* BEGIN *

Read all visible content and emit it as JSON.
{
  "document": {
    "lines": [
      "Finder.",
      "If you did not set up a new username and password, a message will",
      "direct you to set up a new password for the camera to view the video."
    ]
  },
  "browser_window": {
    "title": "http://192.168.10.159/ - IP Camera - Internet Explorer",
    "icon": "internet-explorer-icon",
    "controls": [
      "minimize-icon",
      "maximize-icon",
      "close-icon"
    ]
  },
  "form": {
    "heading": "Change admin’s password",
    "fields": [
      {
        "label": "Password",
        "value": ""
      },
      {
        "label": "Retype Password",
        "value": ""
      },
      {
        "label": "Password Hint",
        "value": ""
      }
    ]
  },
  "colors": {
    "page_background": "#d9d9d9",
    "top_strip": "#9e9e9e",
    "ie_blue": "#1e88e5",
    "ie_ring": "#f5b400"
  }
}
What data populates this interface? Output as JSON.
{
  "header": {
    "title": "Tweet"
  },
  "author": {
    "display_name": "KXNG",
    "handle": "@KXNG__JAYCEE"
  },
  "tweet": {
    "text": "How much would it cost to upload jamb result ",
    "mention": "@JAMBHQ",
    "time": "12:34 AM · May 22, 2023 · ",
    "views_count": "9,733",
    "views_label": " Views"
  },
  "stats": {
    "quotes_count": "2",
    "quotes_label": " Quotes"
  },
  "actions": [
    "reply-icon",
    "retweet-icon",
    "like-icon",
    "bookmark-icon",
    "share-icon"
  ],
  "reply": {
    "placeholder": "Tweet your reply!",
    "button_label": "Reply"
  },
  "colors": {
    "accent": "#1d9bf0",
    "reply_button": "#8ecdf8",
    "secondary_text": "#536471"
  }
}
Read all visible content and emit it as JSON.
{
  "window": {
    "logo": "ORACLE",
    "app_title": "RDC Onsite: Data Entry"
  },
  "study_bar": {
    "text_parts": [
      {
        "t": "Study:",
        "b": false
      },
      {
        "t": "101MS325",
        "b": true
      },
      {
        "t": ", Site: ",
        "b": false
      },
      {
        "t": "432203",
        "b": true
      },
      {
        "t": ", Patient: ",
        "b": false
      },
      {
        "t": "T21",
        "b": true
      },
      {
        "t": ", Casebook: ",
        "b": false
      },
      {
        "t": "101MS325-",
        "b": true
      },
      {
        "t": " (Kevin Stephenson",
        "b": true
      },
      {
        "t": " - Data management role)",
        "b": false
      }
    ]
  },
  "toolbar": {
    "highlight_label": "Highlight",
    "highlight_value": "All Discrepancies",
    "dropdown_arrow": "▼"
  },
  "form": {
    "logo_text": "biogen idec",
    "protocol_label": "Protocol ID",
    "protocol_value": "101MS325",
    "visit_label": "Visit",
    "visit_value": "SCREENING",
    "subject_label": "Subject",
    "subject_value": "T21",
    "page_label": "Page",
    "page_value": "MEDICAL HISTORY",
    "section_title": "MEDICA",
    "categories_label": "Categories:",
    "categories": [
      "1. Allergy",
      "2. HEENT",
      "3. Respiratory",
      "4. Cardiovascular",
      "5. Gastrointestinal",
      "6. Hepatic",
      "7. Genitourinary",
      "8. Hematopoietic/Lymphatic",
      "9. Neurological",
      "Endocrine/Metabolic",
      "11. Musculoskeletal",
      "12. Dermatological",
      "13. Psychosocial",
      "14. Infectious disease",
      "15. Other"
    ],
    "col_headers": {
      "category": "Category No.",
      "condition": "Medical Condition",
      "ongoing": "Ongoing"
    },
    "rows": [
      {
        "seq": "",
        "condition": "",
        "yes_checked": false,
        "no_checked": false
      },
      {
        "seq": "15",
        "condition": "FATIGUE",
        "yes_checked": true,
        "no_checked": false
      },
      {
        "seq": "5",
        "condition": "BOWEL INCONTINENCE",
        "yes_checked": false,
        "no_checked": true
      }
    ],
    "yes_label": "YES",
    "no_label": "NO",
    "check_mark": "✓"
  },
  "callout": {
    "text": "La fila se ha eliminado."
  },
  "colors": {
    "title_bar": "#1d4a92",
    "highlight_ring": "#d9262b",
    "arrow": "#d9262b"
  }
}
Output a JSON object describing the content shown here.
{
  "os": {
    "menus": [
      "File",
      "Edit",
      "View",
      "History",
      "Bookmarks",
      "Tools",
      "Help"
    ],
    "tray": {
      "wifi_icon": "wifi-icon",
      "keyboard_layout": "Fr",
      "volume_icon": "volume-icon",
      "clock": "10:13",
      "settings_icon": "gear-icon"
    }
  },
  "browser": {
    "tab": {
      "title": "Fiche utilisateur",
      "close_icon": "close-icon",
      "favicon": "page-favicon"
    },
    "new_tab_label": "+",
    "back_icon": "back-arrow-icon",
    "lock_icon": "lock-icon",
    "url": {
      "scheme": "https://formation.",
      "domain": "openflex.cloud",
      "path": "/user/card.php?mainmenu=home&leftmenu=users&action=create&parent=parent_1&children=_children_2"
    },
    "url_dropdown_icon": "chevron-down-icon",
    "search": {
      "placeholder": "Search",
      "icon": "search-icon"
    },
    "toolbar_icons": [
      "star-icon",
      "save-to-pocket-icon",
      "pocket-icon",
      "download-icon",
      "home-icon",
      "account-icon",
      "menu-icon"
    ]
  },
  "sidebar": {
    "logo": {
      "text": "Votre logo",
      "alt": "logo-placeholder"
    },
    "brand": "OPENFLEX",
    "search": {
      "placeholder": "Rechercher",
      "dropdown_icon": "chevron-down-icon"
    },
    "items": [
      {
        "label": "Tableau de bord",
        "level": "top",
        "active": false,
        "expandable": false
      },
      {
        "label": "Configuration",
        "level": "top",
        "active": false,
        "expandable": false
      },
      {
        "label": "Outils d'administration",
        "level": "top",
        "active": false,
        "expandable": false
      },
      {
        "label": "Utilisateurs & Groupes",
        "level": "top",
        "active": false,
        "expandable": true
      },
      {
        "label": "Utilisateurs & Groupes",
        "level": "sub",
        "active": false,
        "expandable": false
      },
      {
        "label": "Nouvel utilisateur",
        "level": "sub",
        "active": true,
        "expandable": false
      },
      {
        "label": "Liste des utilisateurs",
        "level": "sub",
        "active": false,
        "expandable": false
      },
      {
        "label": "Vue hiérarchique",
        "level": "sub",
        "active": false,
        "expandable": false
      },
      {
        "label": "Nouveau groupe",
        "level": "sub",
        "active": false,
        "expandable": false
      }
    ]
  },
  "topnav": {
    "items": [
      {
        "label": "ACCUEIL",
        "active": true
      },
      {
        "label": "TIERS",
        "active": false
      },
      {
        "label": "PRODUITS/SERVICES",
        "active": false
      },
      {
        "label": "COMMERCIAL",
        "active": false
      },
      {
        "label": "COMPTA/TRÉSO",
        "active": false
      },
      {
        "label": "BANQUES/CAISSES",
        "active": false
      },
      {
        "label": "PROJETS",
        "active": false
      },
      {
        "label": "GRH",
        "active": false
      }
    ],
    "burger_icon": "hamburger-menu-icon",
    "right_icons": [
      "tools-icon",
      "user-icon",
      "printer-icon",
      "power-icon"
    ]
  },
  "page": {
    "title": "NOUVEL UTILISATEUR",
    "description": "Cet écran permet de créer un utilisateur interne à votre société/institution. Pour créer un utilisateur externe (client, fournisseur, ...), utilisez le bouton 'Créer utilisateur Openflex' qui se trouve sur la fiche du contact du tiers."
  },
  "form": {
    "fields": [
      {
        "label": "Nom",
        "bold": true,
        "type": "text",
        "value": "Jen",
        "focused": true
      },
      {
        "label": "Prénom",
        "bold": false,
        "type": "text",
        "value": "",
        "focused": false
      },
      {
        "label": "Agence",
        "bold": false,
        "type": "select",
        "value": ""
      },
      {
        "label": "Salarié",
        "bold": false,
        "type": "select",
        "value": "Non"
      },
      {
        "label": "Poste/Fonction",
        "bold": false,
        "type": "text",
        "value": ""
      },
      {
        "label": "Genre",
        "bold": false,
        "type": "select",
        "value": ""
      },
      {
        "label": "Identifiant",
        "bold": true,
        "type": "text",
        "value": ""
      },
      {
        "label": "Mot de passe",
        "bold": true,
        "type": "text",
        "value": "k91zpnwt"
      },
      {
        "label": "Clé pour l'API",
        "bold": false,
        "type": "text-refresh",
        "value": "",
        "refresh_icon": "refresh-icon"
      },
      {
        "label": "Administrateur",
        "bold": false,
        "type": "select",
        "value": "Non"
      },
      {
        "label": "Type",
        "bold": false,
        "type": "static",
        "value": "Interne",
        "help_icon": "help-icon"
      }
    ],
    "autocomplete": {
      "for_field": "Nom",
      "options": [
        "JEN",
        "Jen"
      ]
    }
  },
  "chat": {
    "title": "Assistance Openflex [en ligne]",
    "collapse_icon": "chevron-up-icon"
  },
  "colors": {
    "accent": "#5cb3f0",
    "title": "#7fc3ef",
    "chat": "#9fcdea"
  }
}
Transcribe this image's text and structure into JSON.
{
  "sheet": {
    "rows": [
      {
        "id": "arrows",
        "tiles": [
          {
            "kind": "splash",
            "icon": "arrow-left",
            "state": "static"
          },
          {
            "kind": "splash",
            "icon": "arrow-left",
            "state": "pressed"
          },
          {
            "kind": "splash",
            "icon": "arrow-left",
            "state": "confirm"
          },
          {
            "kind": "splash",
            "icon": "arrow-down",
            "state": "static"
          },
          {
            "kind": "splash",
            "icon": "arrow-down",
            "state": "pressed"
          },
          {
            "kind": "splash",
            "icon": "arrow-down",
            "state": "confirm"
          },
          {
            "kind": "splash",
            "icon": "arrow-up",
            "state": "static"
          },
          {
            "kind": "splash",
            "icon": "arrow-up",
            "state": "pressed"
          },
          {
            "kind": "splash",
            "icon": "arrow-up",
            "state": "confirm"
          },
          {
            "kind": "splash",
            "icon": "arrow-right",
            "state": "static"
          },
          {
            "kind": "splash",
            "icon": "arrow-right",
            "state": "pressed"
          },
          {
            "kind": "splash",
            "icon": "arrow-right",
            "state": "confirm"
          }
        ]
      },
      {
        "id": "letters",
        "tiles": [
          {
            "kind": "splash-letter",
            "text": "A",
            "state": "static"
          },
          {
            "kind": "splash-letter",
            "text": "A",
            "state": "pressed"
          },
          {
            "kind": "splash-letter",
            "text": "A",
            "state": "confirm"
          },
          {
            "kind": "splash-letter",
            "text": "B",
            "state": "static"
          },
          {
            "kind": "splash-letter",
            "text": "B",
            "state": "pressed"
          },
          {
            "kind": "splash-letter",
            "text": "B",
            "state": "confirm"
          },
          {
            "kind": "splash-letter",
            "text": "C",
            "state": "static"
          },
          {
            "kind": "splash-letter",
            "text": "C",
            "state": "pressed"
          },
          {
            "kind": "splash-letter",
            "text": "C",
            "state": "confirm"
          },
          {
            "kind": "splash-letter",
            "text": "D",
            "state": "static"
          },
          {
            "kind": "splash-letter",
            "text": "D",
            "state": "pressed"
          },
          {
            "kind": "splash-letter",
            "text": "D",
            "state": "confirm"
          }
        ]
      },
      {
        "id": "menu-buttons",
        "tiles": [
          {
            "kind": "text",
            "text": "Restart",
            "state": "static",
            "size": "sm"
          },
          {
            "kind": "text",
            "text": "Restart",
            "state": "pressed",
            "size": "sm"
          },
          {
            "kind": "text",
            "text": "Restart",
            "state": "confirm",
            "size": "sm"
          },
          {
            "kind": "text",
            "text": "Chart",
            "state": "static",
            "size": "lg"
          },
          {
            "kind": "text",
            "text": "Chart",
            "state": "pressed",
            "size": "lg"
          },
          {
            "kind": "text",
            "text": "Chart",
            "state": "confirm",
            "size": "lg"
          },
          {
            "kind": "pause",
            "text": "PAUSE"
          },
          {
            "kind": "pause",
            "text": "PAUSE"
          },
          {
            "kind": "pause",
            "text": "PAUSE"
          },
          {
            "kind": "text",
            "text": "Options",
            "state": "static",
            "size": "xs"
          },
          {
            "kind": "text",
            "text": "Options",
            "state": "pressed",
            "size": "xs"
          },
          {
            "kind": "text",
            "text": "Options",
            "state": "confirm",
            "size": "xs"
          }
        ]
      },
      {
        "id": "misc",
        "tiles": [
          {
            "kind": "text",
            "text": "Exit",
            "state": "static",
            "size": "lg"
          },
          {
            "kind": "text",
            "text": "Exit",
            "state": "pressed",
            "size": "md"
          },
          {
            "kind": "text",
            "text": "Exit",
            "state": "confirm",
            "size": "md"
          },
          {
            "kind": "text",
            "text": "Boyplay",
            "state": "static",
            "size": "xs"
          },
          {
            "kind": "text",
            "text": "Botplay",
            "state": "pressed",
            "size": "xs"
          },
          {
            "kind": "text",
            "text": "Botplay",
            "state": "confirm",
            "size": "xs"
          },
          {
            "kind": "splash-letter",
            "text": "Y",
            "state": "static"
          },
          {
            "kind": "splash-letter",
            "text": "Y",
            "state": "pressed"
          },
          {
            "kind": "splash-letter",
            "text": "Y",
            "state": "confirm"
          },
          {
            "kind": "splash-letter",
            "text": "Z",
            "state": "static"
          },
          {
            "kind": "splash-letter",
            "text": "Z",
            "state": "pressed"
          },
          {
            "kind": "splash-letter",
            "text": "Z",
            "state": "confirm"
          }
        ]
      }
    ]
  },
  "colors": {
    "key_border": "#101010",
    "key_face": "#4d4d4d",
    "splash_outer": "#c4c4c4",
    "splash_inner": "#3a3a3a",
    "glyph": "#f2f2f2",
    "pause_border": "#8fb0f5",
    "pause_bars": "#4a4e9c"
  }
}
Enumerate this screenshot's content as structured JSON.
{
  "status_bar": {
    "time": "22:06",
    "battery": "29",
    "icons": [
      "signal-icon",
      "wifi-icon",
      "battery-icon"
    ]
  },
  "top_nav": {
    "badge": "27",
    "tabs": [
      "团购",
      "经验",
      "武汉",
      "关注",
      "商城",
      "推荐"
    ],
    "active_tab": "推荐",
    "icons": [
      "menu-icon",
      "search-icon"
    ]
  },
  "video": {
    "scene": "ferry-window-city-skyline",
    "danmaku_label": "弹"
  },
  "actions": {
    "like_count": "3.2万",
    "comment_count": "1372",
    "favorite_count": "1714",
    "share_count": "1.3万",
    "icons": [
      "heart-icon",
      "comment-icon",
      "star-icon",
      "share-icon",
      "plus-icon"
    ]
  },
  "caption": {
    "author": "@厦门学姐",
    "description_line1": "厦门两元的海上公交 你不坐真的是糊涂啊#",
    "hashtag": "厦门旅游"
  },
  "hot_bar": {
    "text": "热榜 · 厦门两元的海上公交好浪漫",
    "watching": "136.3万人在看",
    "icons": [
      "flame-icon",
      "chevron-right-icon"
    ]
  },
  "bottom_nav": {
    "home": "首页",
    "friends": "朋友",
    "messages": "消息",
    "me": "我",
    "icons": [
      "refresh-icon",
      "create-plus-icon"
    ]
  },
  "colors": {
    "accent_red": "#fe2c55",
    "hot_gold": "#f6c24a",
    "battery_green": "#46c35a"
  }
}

* END *

EXERCISE DESCRIPTION:
Scan the records for the string "Output". Copy each line in which it appears.

EXPECTED ANSWER:
What data populates this interface? Output as JSON.
Output a JSON object describing the content shown here.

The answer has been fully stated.